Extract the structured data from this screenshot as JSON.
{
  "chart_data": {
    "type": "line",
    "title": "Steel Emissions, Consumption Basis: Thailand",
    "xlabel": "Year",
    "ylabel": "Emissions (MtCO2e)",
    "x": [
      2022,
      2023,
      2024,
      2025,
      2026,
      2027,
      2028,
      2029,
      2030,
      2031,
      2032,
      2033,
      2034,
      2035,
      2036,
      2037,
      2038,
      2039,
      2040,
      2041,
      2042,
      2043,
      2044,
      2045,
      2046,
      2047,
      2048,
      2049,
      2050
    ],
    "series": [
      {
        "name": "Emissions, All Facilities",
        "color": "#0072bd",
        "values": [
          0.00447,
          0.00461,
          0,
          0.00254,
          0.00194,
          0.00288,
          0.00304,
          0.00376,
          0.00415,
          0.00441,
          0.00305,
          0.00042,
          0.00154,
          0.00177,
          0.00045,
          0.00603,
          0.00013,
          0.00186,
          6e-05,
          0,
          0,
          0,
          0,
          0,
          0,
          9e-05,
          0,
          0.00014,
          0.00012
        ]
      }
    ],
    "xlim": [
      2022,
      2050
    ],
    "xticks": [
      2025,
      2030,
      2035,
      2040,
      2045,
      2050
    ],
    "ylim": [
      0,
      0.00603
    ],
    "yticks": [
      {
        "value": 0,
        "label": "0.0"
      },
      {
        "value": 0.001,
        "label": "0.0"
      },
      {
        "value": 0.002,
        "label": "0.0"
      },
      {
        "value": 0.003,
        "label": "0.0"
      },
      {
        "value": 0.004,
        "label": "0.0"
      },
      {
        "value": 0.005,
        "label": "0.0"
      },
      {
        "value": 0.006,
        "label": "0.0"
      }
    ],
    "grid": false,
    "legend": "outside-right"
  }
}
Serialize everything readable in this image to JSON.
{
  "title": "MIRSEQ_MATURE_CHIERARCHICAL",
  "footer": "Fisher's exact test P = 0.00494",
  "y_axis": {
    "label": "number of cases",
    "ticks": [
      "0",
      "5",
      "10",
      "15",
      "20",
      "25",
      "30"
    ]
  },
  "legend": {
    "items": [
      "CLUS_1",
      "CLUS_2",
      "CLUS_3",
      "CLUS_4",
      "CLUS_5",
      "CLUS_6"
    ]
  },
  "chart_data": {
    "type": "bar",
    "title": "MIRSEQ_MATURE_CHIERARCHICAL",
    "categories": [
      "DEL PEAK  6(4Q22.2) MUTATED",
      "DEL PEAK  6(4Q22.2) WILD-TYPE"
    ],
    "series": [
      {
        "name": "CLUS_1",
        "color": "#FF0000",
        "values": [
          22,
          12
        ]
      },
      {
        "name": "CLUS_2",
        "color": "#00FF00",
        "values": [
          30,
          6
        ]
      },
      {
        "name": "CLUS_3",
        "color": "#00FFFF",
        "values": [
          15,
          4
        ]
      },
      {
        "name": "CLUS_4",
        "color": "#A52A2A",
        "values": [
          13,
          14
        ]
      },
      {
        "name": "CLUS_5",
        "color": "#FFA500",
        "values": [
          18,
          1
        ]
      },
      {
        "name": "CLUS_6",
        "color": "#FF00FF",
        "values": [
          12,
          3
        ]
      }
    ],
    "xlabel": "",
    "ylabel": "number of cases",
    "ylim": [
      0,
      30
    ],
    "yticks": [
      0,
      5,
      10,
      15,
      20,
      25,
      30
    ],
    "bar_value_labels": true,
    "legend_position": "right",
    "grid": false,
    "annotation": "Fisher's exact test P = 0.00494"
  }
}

## WRITTEN INSTRUCTION:
Copy each line of the listing that includes "number".

## OUTPUT OF THE EXERCISE:
    "label": "number of cases",
    "ylabel": "number of cases",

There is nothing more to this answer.